§ Problem to work on
Please write out the material that follows, exactly as it stands.
START Recorded information
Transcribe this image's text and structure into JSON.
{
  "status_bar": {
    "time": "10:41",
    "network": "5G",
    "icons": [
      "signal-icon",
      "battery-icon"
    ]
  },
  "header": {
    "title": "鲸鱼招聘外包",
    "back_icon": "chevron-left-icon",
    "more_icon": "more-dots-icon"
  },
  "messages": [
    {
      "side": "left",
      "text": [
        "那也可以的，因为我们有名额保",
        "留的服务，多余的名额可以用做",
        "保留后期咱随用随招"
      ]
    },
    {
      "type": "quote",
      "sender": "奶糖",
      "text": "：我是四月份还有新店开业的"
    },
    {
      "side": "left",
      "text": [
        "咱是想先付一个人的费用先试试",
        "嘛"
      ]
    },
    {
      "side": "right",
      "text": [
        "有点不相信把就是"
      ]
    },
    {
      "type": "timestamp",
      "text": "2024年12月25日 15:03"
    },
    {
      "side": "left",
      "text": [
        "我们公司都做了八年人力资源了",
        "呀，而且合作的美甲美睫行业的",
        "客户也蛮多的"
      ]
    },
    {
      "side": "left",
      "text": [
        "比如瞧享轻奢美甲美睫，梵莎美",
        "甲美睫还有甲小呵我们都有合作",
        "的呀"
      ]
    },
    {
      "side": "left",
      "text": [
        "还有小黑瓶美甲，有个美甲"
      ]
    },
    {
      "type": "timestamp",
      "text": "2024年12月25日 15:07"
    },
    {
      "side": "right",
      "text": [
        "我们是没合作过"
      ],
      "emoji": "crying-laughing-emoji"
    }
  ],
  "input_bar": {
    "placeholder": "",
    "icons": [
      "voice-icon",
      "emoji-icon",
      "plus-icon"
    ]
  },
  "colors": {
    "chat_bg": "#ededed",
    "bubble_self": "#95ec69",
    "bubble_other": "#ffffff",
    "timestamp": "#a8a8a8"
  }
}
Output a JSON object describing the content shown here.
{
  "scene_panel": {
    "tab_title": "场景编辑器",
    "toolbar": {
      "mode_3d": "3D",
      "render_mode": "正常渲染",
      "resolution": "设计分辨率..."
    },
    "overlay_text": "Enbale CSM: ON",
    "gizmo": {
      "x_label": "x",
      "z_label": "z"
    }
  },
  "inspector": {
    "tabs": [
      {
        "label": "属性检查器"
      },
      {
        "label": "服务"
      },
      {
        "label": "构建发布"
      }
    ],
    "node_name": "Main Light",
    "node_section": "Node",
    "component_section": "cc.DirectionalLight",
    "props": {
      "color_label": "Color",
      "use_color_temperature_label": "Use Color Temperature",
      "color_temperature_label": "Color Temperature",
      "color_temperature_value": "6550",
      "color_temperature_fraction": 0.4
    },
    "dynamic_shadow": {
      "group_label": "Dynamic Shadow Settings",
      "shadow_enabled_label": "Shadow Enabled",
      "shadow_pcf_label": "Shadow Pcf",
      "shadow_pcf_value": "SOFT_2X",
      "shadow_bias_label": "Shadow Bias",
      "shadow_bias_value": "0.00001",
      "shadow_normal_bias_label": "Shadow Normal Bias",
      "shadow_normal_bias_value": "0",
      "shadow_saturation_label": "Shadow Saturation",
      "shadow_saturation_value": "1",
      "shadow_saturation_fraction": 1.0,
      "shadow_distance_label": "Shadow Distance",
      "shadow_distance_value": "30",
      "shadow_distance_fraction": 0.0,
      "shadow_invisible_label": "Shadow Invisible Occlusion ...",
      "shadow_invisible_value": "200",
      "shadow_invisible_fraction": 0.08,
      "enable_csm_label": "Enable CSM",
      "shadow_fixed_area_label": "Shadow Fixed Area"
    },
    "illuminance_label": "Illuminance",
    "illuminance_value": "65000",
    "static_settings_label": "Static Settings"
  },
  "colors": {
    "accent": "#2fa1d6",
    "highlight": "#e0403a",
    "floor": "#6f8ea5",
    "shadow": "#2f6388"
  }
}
END Recorded information
§ Answer
Transcribe this image's text and structure into JSON.
{
  "status_bar": {
    "time": "10:41",
    "network": "5G",
    "icons": [
      "signal-icon",
      "battery-icon"
    ]
  },
  "header": {
    "title": "鲸鱼招聘外包",
    "back_icon": "chevron-left-icon",
    "more_icon": "more-dots-icon"
  },
  "messages": [
    {
      "side": "left",
      "text": [
        "那也可以的，因为我们有名额保",
        "留的服务，多余的名额可以用做",
        "保留后期咱随用随招"
      ]
    },
    {
      "type": "quote",
      "sender": "奶糖",
      "text": "：我是四月份还有新店开业的"
    },
    {
      "side": "left",
      "text": [
        "咱是想先付一个人的费用先试试",
        "嘛"
      ]
    },
    {
      "side": "right",
      "text": [
        "有点不相信把就是"
      ]
    },
    {
      "type": "timestamp",
      "text": "2024年12月25日 15:03"
    },
    {
      "side": "left",
      "text": [
        "我们公司都做了八年人力资源了",
        "呀，而且合作的美甲美睫行业的",
        "客户也蛮多的"
      ]
    },
    {
      "side": "left",
      "text": [
        "比如瞧享轻奢美甲美睫，梵莎美",
        "甲美睫还有甲小呵我们都有合作",
        "的呀"
      ]
    },
    {
      "side": "left",
      "text": [
        "还有小黑瓶美甲，有个美甲"
      ]
    },
    {
      "type": "timestamp",
      "text": "2024年12月25日 15:07"
    },
    {
      "side": "right",
      "text": [
        "我们是没合作过"
      ],
      "emoji": "crying-laughing-emoji"
    }
  ],
  "input_bar": {
    "placeholder": "",
    "icons": [
      "voice-icon",
      "emoji-icon",
      "plus-icon"
    ]
  },
  "colors": {
    "chat_bg": "#ededed",
    "bubble_self": "#95ec69",
    "bubble_other": "#ffffff",
    "timestamp": "#a8a8a8"
  }
}
Output a JSON object describing the content shown here.
{
  "scene_panel": {
    "tab_title": "场景编辑器",
    "toolbar": {
      "mode_3d": "3D",
      "render_mode": "正常渲染",
      "resolution": "设计分辨率..."
    },
    "overlay_text": "Enbale CSM: ON",
    "gizmo": {
      "x_label": "x",
      "z_label": "z"
    }
  },
  "inspector": {
    "tabs": [
      {
        "label": "属性检查器"
      },
      {
        "label": "服务"
      },
      {
        "label": "构建发布"
      }
    ],
    "node_name": "Main Light",
    "node_section": "Node",
    "component_section": "cc.DirectionalLight",
    "props": {
      "color_label": "Color",
      "use_color_temperature_label": "Use Color Temperature",
      "color_temperature_label": "Color Temperature",
      "color_temperature_value": "6550",
      "color_temperature_fraction": 0.4
    },
    "dynamic_shadow": {
      "group_label": "Dynamic Shadow Settings",
      "shadow_enabled_label": "Shadow Enabled",
      "shadow_pcf_label": "Shadow Pcf",
      "shadow_pcf_value": "SOFT_2X",
      "shadow_bias_label": "Shadow Bias",
      "shadow_bias_value": "0.00001",
      "shadow_normal_bias_label": "Shadow Normal Bias",
      "shadow_normal_bias_value": "0",
      "shadow_saturation_label": "Shadow Saturation",
      "shadow_saturation_value": "1",
      "shadow_saturation_fraction": 1.0,
      "shadow_distance_label": "Shadow Distance",
      "shadow_distance_value": "30",
      "shadow_distance_fraction": 0.0,
      "shadow_invisible_label": "Shadow Invisible Occlusion ...",
      "shadow_invisible_value": "200",
      "shadow_invisible_fraction": 0.08,
      "enable_csm_label": "Enable CSM",
      "shadow_fixed_area_label": "Shadow Fixed Area"
    },
    "illuminance_label": "Illuminance",
    "illuminance_value": "65000",
    "static_settings_label": "Static Settings"
  },
  "colors": {
    "accent": "#2fa1d6",
    "highlight": "#e0403a",
    "floor": "#6f8ea5",
    "shadow": "#2f6388"
  }
}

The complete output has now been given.